- TASK REQUIREMENTS
What follows is a listing to be transcribed exactly.

[Extracted records]
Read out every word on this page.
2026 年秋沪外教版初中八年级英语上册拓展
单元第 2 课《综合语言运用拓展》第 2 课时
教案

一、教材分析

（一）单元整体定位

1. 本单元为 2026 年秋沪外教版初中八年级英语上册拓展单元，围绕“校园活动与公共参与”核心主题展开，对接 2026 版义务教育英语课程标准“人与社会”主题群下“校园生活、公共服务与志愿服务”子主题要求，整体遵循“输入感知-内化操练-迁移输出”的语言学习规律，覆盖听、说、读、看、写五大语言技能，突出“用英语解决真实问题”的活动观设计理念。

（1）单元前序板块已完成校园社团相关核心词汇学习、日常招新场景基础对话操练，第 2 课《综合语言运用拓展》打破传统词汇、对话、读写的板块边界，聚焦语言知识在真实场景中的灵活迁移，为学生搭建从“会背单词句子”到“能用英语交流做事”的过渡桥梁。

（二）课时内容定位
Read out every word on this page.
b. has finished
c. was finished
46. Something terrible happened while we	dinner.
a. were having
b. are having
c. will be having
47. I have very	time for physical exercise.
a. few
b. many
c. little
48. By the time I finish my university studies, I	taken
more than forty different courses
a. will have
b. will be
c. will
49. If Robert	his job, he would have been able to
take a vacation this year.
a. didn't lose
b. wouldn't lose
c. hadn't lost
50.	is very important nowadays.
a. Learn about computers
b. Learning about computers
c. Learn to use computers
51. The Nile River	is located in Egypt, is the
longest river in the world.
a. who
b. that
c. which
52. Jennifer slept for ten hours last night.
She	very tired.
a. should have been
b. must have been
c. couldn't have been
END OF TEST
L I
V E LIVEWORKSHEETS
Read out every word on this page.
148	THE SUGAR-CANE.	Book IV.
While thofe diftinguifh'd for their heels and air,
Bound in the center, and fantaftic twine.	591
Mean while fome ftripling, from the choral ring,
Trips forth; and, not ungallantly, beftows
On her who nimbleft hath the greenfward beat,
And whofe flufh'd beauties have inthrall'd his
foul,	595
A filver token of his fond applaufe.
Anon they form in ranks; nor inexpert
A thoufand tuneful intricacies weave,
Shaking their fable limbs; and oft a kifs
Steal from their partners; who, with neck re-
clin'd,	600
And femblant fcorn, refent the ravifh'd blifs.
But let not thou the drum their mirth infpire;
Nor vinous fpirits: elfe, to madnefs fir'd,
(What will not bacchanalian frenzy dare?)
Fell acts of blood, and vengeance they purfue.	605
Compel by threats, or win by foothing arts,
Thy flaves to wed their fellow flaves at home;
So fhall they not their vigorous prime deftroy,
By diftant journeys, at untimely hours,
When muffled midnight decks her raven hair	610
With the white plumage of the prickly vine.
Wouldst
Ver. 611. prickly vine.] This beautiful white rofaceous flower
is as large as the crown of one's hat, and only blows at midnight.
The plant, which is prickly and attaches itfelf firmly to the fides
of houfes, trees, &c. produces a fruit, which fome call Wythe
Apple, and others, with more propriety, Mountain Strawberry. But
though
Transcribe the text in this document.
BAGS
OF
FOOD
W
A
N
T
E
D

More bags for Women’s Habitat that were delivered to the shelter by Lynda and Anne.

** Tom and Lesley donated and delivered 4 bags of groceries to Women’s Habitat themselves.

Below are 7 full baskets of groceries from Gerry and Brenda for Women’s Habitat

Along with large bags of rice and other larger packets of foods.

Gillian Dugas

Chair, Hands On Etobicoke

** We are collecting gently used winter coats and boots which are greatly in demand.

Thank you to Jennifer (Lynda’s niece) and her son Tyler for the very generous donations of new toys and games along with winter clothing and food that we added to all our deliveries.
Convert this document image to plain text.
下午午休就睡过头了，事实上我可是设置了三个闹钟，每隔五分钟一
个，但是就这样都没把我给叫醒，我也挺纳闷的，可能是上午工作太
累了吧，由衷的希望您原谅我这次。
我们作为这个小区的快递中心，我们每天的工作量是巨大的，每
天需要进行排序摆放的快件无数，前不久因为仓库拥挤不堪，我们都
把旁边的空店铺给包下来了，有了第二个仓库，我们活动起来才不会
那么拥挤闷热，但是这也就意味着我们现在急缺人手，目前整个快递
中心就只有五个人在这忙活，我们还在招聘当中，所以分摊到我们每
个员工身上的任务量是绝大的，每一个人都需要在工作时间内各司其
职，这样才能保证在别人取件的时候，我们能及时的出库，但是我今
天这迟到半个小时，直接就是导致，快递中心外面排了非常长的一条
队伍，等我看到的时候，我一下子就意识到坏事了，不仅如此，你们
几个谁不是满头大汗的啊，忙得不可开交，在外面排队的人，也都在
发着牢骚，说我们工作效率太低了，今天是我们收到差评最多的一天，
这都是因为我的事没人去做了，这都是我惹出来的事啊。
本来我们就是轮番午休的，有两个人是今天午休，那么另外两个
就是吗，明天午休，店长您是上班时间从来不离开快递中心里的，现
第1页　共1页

- ANSWER TO THE TASK
Read out every word on this page.
2026 年秋沪外教版初中八年级英语上册拓展
单元第 2 课《综合语言运用拓展》第 2 课时
教案

一、教材分析

（一）单元整体定位

1. 本单元为 2026 年秋沪外教版初中八年级英语上册拓展单元，围绕“校园活动与公共参与”核心主题展开，对接 2026 版义务教育英语课程标准“人与社会”主题群下“校园生活、公共服务与志愿服务”子主题要求，整体遵循“输入感知-内化操练-迁移输出”的语言学习规律，覆盖听、说、读、看、写五大语言技能，突出“用英语解决真实问题”的活动观设计理念。

（1）单元前序板块已完成校园社团相关核心词汇学习、日常招新场景基础对话操练，第 2 课《综合语言运用拓展》打破传统词汇、对话、读写的板块边界，聚焦语言知识在真实场景中的灵活迁移，为学生搭建从“会背单词句子”到“能用英语交流做事”的过渡桥梁。

（二）课时内容定位
Read out every word on this page.
b. has finished
c. was finished
46. Something terrible happened while we	dinner.
a. were having
b. are having
c. will be having
47. I have very	time for physical exercise.
a. few
b. many
c. little
48. By the time I finish my university studies, I	taken
more than forty different courses
a. will have
b. will be
c. will
49. If Robert	his job, he would have been able to
take a vacation this year.
a. didn't lose
b. wouldn't lose
c. hadn't lost
50.	is very important nowadays.
a. Learn about computers
b. Learning about computers
c. Learn to use computers
51. The Nile River	is located in Egypt, is the
longest river in the world.
a. who
b. that
c. which
52. Jennifer slept for ten hours last night.
She	very tired.
a. should have been
b. must have been
c. couldn't have been
END OF TEST
L I
V E LIVEWORKSHEETS
Read out every word on this page.
148	THE SUGAR-CANE.	Book IV.
While thofe diftinguifh'd for their heels and air,
Bound in the center, and fantaftic twine.	591
Mean while fome ftripling, from the choral ring,
Trips forth; and, not ungallantly, beftows
On her who nimbleft hath the greenfward beat,
And whofe flufh'd beauties have inthrall'd his
foul,	595
A filver token of his fond applaufe.
Anon they form in ranks; nor inexpert
A thoufand tuneful intricacies weave,
Shaking their fable limbs; and oft a kifs
Steal from their partners; who, with neck re-
clin'd,	600
And femblant fcorn, refent the ravifh'd blifs.
But let not thou the drum their mirth infpire;
Nor vinous fpirits: elfe, to madnefs fir'd,
(What will not bacchanalian frenzy dare?)
Fell acts of blood, and vengeance they purfue.	605
Compel by threats, or win by foothing arts,
Thy flaves to wed their fellow flaves at home;
So fhall they not their vigorous prime deftroy,
By diftant journeys, at untimely hours,
When muffled midnight decks her raven hair	610
With the white plumage of the prickly vine.
Wouldst
Ver. 611. prickly vine.] This beautiful white rofaceous flower
is as large as the crown of one's hat, and only blows at midnight.
The plant, which is prickly and attaches itfelf firmly to the fides
of houfes, trees, &c. produces a fruit, which fome call Wythe
Apple, and others, with more propriety, Mountain Strawberry. But
though
Transcribe the text in this document.
BAGS
OF
FOOD
W
A
N
T
E
D

More bags for Women’s Habitat that were delivered to the shelter by Lynda and Anne.

** Tom and Lesley donated and delivered 4 bags of groceries to Women’s Habitat themselves.

Below are 7 full baskets of groceries from Gerry and Brenda for Women’s Habitat

Along with large bags of rice and other larger packets of foods.

Gillian Dugas

Chair, Hands On Etobicoke

** We are collecting gently used winter coats and boots which are greatly in demand.

Thank you to Jennifer (Lynda’s niece) and her son Tyler for the very generous donations of new toys and games along with winter clothing and food that we added to all our deliveries.
Convert this document image to plain text.
下午午休就睡过头了，事实上我可是设置了三个闹钟，每隔五分钟一
个，但是就这样都没把我给叫醒，我也挺纳闷的，可能是上午工作太
累了吧，由衷的希望您原谅我这次。
我们作为这个小区的快递中心，我们每天的工作量是巨大的，每
天需要进行排序摆放的快件无数，前不久因为仓库拥挤不堪，我们都
把旁边的空店铺给包下来了，有了第二个仓库，我们活动起来才不会
那么拥挤闷热，但是这也就意味着我们现在急缺人手，目前整个快递
中心就只有五个人在这忙活，我们还在招聘当中，所以分摊到我们每
个员工身上的任务量是绝大的，每一个人都需要在工作时间内各司其
职，这样才能保证在别人取件的时候，我们能及时的出库，但是我今
天这迟到半个小时，直接就是导致，快递中心外面排了非常长的一条
队伍，等我看到的时候，我一下子就意识到坏事了，不仅如此，你们
几个谁不是满头大汗的啊，忙得不可开交，在外面排队的人，也都在
发着牢骚，说我们工作效率太低了，今天是我们收到差评最多的一天，
这都是因为我的事没人去做了，这都是我惹出来的事啊。
本来我们就是轮番午休的，有两个人是今天午休，那么另外两个
就是吗，明天午休，店长您是上班时间从来不离开快递中心里的，现
第1页　共1页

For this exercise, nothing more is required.